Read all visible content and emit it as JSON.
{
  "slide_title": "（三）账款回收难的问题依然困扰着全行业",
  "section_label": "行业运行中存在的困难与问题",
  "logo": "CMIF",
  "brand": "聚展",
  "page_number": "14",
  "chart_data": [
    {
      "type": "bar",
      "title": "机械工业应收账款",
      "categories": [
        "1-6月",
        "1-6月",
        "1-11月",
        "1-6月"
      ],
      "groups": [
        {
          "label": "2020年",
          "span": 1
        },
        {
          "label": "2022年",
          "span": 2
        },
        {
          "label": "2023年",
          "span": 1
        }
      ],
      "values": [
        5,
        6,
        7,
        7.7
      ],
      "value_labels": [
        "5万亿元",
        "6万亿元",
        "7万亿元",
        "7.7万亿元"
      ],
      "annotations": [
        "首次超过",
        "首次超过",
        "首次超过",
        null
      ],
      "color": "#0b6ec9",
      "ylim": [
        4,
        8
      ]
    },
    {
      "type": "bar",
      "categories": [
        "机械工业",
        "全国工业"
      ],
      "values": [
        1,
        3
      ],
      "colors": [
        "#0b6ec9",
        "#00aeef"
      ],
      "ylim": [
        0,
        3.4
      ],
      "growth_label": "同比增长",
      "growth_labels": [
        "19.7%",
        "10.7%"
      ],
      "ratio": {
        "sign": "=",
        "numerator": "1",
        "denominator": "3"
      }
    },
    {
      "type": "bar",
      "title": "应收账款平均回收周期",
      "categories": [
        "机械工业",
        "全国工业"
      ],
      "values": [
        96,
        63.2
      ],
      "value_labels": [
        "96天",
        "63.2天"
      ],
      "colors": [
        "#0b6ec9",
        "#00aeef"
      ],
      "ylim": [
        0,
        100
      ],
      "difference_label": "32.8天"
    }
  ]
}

=====

Write an exact transcription of every entry above.

Read all visible content and emit it as JSON.
{
  "slide_title": "（三）账款回收难的问题依然困扰着全行业",
  "section_label": "行业运行中存在的困难与问题",
  "logo": "CMIF",
  "brand": "聚展",
  "page_number": "14",
  "chart_data": [
    {
      "type": "bar",
      "title": "机械工业应收账款",
      "categories": [
        "1-6月",
        "1-6月",
        "1-11月",
        "1-6月"
      ],
      "groups": [
        {
          "label": "2020年",
          "span": 1
        },
        {
          "label": "2022年",
          "span": 2
        },
        {
          "label": "2023年",
          "span": 1
        }
      ],
      "values": [
        5,
        6,
        7,
        7.7
      ],
      "value_labels": [
        "5万亿元",
        "6万亿元",
        "7万亿元",
        "7.7万亿元"
      ],
      "annotations": [
        "首次超过",
        "首次超过",
        "首次超过",
        null
      ],
      "color": "#0b6ec9",
      "ylim": [
        4,
        8
      ]
    },
    {
      "type": "bar",
      "categories": [
        "机械工业",
        "全国工业"
      ],
      "values": [
        1,
        3
      ],
      "colors": [
        "#0b6ec9",
        "#00aeef"
      ],
      "ylim": [
        0,
        3.4
      ],
      "growth_label": "同比增长",
      "growth_labels": [
        "19.7%",
        "10.7%"
      ],
      "ratio": {
        "sign": "=",
        "numerator": "1",
        "denominator": "3"
      }
    },
    {
      "type": "bar",
      "title": "应收账款平均回收周期",
      "categories": [
        "机械工业",
        "全国工业"
      ],
      "values": [
        96,
        63.2
      ],
      "value_labels": [
        "96天",
        "63.2天"
      ],
      "colors": [
        "#0b6ec9",
        "#00aeef"
      ],
      "ylim": [
        0,
        100
      ],
      "difference_label": "32.8天"
    }
  ]
}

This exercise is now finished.